[Items from a dataset]
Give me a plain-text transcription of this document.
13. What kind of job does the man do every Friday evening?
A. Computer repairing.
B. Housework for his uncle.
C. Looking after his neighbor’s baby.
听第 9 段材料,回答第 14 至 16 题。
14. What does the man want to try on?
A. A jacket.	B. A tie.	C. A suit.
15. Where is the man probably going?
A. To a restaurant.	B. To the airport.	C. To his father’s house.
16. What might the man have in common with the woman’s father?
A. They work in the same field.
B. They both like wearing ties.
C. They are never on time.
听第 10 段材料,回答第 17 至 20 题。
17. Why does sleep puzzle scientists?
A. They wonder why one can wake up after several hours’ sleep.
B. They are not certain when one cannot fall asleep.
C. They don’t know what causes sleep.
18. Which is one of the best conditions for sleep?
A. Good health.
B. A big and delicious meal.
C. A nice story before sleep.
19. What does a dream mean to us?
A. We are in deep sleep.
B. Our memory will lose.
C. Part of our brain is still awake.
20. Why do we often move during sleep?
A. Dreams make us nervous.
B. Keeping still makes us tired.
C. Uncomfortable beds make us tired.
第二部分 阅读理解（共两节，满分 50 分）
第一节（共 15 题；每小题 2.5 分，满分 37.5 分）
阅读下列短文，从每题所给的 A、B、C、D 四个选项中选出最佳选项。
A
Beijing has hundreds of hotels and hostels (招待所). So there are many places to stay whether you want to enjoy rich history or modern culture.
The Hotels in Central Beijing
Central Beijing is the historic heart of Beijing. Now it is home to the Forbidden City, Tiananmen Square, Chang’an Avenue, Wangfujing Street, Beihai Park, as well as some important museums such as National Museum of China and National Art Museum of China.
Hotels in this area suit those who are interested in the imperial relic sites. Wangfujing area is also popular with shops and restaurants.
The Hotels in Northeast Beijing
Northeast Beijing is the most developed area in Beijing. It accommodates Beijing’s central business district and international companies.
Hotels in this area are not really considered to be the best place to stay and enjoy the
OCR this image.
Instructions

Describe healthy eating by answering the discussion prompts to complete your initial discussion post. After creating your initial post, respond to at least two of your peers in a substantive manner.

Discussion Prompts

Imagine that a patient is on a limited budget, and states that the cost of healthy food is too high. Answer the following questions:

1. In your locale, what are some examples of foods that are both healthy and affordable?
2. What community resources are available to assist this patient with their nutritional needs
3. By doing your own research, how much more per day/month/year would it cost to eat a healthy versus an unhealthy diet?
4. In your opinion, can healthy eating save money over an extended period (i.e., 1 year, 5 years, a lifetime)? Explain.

PROBLEM:
Copy, from the material, each line that holds the string "still".

ANSWER TO THIS TASK:
C. Part of our brain is still awake.
B. Keeping still makes us tired.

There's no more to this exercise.